--- start ---
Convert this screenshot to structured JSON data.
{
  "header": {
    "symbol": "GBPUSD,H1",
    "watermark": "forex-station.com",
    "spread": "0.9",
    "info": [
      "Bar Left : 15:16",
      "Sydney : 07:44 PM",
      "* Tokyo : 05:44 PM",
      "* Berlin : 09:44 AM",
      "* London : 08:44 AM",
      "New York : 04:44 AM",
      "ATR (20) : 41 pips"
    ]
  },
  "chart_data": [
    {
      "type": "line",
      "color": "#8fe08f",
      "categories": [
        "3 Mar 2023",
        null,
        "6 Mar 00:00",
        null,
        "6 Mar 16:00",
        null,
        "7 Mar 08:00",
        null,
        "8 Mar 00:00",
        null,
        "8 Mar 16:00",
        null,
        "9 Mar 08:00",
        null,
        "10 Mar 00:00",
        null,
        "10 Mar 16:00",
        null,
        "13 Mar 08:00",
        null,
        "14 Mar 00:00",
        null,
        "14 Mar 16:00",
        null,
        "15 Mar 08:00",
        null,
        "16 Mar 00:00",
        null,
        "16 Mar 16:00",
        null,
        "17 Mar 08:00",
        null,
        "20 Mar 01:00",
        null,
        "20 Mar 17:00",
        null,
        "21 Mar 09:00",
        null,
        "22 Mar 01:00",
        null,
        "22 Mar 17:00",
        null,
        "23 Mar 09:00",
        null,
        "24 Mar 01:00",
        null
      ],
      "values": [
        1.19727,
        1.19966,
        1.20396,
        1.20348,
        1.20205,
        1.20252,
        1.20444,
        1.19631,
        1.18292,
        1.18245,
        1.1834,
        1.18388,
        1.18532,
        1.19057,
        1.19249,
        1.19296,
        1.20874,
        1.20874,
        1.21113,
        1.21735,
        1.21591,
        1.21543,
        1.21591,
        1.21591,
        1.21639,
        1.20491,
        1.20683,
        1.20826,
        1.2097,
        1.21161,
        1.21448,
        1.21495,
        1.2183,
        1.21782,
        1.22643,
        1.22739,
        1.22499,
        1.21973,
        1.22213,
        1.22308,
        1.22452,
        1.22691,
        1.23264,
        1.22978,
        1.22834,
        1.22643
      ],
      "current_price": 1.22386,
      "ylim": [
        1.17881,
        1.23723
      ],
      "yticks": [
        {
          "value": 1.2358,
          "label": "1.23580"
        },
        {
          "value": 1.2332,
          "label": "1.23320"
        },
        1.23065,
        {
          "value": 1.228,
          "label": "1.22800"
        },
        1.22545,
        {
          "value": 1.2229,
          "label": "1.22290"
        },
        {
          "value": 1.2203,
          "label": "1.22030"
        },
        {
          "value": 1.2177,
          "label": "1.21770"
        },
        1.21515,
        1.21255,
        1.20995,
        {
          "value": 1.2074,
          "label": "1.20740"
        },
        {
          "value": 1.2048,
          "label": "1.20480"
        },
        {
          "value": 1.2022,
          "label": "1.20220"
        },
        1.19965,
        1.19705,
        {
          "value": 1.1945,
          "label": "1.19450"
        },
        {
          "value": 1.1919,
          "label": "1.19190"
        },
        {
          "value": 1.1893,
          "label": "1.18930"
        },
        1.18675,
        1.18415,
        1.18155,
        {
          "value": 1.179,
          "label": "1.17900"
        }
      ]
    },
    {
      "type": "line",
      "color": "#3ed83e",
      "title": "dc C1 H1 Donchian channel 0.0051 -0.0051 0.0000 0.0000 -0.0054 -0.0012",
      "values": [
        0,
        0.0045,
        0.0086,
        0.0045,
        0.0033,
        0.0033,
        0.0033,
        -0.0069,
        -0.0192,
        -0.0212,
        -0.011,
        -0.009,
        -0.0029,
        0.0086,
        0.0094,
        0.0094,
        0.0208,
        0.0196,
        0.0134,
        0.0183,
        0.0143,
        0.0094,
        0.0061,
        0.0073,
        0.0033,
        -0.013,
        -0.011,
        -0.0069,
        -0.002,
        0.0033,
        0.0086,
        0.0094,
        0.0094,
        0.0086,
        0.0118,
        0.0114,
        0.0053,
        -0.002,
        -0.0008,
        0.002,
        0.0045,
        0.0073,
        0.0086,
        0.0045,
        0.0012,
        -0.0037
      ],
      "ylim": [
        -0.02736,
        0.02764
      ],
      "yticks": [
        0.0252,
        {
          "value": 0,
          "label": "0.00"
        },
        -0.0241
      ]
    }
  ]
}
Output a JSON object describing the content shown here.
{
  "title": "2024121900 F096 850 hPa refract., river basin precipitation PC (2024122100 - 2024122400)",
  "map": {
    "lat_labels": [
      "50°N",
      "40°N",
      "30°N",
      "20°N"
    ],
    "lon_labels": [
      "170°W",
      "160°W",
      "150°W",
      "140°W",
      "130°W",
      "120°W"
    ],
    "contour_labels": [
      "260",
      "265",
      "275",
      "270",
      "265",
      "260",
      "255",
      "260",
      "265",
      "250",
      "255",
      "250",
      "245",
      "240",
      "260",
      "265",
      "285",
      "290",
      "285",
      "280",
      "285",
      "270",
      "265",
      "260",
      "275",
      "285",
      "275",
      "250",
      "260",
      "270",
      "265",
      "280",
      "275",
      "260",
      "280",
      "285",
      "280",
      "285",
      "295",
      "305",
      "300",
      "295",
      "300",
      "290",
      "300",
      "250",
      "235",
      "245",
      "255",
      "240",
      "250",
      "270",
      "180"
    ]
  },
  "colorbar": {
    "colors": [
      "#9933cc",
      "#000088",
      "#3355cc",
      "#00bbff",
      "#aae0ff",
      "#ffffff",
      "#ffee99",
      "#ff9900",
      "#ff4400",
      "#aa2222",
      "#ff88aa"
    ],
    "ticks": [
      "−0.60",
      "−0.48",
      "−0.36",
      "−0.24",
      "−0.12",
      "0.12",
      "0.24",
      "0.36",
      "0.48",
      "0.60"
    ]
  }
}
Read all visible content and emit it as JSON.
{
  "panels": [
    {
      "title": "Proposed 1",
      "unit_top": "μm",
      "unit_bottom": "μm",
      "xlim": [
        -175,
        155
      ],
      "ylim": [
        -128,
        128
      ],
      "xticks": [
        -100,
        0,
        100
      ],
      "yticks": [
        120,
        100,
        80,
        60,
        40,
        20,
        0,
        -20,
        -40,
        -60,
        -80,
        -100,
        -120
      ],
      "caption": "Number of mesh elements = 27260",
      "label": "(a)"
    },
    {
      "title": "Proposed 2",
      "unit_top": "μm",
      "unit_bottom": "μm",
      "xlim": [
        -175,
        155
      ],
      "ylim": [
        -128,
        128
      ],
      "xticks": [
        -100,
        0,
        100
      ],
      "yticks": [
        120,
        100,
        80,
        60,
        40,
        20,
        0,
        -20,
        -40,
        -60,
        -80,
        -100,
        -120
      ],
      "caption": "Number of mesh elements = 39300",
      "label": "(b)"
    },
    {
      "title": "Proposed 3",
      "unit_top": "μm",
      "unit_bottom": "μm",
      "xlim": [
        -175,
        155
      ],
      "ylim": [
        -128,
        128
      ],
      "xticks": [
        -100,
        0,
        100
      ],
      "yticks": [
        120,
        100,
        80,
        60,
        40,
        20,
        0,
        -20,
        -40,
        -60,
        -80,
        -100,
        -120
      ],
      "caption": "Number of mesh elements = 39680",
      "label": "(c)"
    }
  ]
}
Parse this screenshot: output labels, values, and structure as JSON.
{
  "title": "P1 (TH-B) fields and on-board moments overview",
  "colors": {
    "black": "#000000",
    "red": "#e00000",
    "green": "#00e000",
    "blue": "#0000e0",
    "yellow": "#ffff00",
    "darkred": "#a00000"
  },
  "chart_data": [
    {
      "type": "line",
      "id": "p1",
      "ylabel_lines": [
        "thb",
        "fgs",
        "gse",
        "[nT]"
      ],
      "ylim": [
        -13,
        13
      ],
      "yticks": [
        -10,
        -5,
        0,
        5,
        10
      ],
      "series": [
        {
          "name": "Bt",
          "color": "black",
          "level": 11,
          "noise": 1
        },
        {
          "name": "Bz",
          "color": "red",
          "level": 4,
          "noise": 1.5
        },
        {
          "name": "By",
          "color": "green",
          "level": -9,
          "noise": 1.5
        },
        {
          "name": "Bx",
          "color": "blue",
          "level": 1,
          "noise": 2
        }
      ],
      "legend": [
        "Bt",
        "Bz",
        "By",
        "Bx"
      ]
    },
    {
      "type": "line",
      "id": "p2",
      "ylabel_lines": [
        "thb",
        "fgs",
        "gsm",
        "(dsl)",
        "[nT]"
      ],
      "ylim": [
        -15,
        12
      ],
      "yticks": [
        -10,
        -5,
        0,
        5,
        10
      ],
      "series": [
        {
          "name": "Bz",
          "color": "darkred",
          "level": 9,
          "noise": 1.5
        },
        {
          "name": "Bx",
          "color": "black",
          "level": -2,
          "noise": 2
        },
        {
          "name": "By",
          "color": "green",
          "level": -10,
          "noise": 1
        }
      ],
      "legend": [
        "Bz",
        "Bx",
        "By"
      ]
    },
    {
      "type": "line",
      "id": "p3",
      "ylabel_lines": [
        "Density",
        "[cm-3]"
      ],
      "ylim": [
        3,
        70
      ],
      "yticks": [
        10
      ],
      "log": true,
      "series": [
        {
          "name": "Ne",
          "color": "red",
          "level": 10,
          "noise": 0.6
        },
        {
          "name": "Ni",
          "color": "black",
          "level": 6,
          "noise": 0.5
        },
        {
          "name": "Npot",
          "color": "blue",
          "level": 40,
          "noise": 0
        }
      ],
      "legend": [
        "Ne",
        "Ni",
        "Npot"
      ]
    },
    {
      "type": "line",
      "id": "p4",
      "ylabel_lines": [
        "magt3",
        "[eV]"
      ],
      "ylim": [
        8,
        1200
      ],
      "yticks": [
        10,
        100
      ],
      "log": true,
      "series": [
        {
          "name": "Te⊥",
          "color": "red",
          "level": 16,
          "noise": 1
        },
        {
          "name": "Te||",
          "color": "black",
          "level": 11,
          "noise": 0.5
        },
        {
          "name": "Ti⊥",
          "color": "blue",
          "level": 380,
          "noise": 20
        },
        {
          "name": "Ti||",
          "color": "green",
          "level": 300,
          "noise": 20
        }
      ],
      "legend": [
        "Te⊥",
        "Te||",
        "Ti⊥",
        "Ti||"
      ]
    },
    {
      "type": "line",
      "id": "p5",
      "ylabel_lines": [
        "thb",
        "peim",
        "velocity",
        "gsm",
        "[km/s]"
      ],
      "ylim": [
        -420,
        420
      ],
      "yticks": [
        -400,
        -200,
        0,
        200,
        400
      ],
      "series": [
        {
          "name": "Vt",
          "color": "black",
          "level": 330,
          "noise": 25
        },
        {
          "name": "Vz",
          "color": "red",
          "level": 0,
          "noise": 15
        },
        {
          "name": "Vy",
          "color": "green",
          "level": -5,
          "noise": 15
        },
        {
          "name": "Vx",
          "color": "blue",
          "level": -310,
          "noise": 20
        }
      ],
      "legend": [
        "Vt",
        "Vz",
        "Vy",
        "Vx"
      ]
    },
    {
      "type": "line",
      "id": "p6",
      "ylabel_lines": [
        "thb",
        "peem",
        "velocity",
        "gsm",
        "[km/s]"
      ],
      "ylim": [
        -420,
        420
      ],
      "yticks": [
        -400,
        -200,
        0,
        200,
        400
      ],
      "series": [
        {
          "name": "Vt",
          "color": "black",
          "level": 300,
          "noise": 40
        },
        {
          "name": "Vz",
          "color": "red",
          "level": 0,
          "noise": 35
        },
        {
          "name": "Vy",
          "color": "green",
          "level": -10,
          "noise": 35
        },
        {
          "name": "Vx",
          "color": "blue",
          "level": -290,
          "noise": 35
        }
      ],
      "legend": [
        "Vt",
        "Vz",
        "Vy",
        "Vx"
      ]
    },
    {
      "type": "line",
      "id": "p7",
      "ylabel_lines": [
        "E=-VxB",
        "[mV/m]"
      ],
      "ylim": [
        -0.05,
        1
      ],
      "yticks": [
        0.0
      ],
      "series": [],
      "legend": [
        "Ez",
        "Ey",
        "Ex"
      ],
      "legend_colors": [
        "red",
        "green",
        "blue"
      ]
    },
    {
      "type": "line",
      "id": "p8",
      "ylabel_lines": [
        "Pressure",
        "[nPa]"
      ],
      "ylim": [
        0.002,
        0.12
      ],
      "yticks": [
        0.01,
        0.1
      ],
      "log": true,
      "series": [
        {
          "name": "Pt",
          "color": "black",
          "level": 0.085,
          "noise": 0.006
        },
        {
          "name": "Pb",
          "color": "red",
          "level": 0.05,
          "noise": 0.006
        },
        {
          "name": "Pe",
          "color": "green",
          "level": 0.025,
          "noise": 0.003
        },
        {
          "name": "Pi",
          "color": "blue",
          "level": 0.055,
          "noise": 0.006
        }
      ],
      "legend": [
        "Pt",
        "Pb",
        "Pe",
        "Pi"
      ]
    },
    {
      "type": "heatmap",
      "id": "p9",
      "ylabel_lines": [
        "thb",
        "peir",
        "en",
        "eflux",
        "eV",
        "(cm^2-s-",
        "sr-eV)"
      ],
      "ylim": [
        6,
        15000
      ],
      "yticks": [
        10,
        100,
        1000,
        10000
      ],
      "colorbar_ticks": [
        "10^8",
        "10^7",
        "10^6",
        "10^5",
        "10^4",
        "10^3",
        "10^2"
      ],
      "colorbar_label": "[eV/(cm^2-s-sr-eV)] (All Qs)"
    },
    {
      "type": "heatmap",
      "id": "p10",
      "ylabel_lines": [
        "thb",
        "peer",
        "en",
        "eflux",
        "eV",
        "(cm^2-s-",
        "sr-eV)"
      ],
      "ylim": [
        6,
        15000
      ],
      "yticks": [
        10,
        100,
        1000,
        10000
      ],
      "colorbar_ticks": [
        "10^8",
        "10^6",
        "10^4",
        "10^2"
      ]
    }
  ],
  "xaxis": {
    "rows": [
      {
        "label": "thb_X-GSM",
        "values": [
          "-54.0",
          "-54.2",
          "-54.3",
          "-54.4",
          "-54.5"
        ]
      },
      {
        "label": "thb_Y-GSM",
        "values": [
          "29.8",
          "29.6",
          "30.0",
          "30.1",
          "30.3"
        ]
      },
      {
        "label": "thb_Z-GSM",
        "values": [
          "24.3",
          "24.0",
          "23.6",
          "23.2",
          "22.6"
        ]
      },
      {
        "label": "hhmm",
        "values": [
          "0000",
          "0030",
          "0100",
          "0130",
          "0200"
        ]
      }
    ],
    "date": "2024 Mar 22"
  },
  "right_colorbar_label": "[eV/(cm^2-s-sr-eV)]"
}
--- end ---
In the entries above, find each line with the word "caption" and show it.

      "caption": "Number of mesh elements = 27260",
      "caption": "Number of mesh elements = 39300",
      "caption": "Number of mesh elements = 39680",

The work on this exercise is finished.